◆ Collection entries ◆
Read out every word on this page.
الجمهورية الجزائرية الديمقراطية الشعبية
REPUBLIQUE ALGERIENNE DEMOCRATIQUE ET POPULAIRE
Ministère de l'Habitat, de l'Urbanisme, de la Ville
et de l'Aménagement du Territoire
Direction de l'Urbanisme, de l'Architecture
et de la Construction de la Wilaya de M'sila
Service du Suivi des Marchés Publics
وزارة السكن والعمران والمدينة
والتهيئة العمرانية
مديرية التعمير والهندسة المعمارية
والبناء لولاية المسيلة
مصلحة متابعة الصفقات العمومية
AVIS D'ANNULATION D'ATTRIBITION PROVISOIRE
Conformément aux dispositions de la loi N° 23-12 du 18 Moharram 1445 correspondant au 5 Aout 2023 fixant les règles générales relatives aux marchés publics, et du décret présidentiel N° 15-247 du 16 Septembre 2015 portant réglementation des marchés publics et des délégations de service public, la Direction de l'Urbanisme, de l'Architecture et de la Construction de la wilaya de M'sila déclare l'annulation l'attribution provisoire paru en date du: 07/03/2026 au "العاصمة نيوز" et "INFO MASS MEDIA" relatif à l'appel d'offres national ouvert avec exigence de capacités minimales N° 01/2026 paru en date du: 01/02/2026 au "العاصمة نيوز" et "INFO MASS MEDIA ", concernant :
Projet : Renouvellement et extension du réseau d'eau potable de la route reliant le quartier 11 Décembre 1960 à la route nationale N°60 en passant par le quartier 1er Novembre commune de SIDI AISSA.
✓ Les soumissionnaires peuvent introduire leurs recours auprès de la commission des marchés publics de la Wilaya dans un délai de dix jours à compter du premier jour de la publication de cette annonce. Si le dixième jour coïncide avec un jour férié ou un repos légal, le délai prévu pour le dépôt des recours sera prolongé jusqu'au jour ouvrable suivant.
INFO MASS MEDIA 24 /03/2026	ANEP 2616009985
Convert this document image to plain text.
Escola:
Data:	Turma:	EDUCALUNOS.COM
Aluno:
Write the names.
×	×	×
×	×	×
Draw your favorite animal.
* * *
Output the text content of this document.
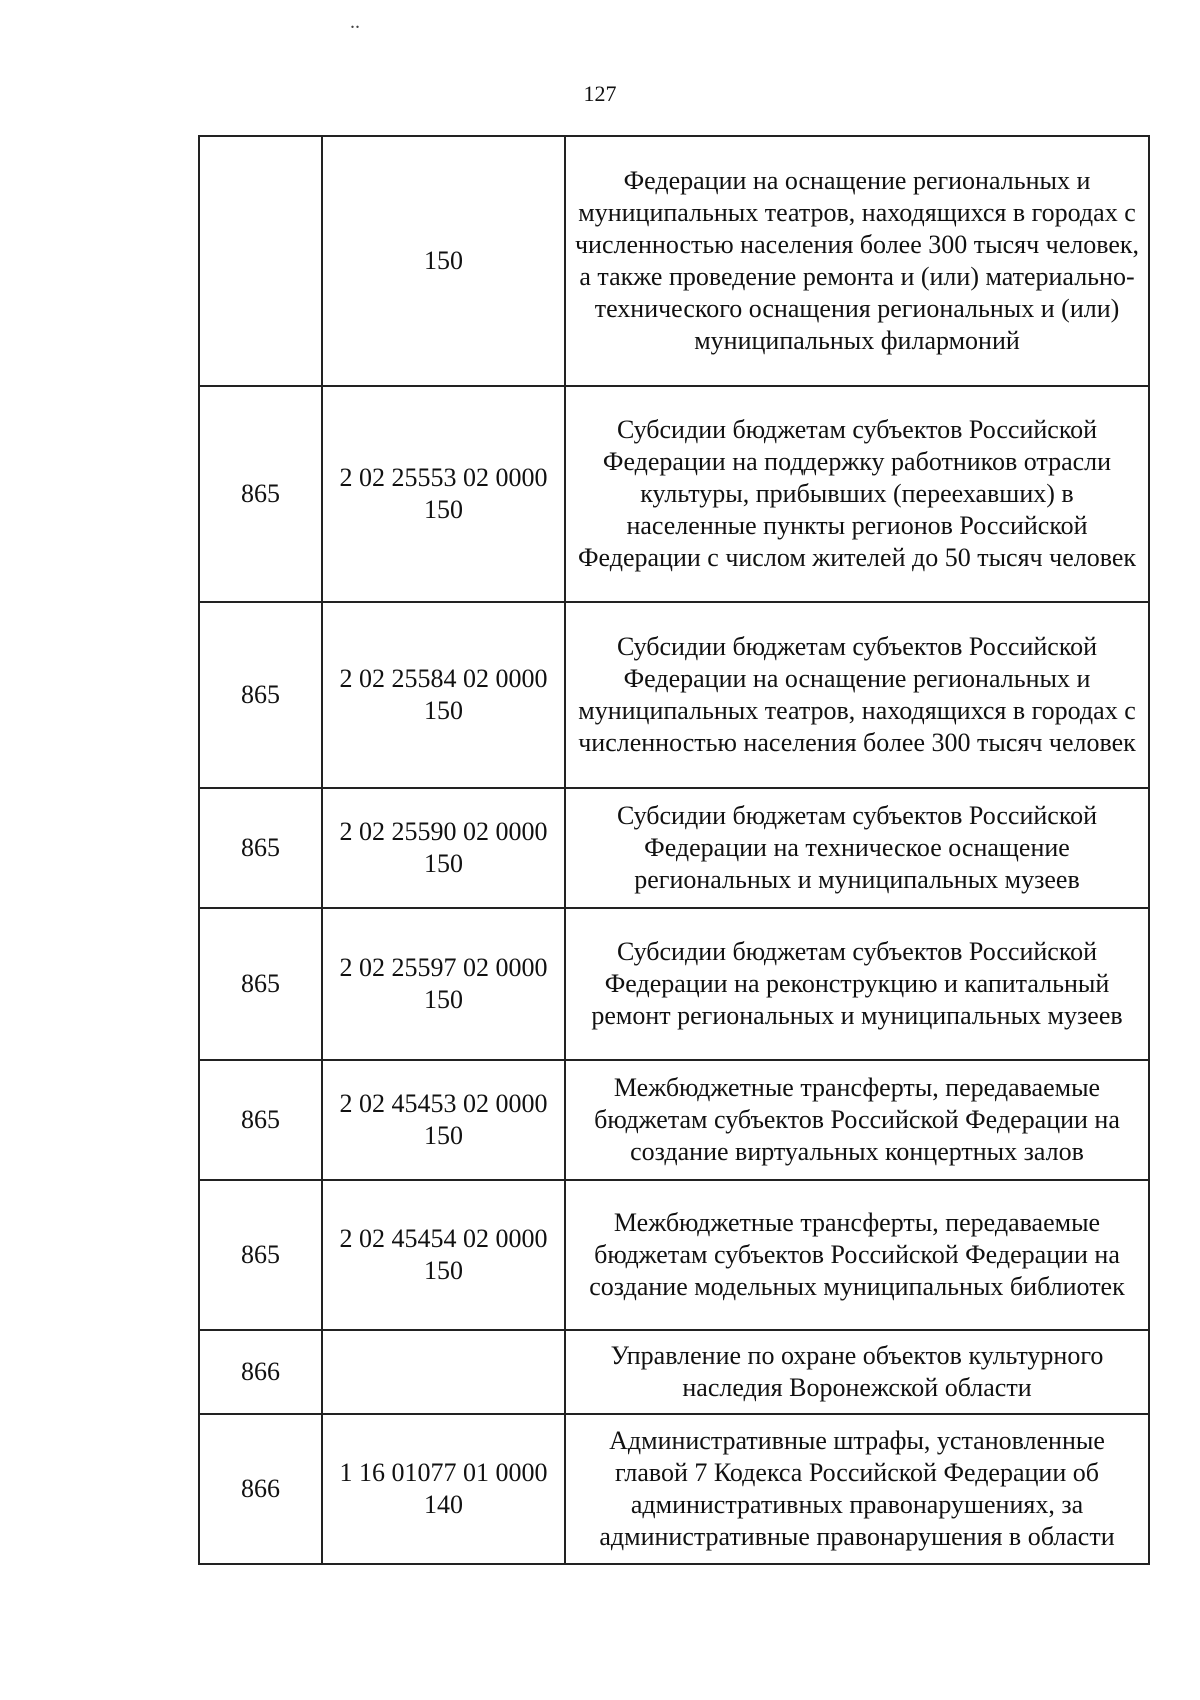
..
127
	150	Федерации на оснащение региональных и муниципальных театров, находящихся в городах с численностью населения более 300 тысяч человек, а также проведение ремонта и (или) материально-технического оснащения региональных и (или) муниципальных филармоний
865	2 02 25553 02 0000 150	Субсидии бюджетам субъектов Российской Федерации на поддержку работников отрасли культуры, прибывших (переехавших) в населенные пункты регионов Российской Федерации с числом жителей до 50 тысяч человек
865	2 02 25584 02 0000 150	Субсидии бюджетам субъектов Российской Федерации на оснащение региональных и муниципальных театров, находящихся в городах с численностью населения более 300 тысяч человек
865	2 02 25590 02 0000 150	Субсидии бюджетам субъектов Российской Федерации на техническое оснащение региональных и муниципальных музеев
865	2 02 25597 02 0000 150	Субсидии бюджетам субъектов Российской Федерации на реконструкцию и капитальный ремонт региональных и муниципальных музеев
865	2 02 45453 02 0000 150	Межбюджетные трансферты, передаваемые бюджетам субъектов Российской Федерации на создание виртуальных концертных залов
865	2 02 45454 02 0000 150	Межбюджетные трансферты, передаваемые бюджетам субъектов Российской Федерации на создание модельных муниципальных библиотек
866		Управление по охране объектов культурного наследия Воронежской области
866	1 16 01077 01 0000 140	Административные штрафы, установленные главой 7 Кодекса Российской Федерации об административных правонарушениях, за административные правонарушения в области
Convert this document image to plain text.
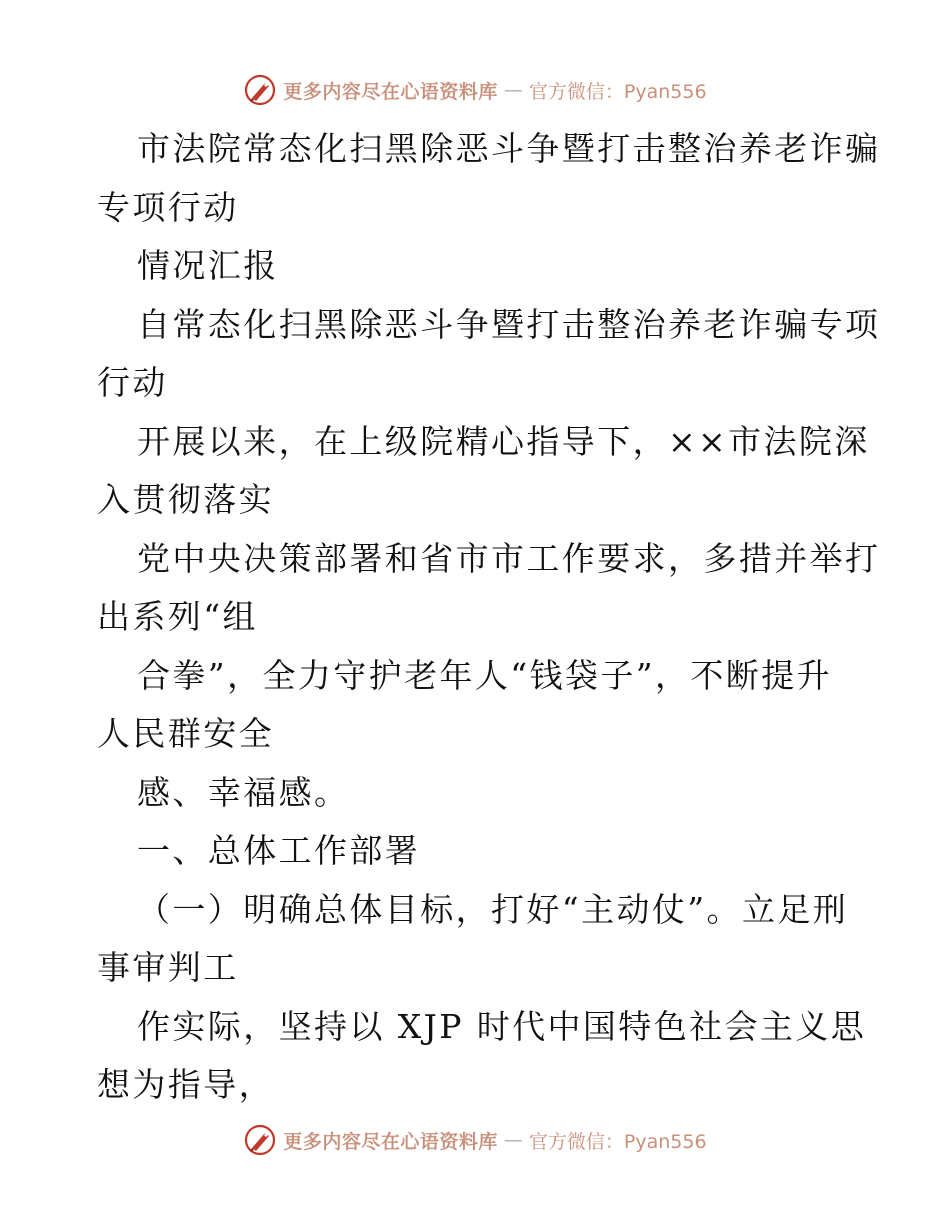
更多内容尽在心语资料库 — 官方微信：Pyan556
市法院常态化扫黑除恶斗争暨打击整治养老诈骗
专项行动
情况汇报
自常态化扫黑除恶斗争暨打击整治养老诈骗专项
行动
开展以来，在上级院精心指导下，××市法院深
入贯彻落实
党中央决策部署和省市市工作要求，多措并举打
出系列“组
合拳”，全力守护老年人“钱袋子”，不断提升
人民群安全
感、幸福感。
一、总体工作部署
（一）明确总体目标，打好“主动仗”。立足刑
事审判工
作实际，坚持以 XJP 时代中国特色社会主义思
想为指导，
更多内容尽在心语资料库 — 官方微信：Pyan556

◆ Task to carry out ◆
Within the data above, count the lines that contain the string "численностью"; the reply is the number alone.

◆ Answer below ◆
2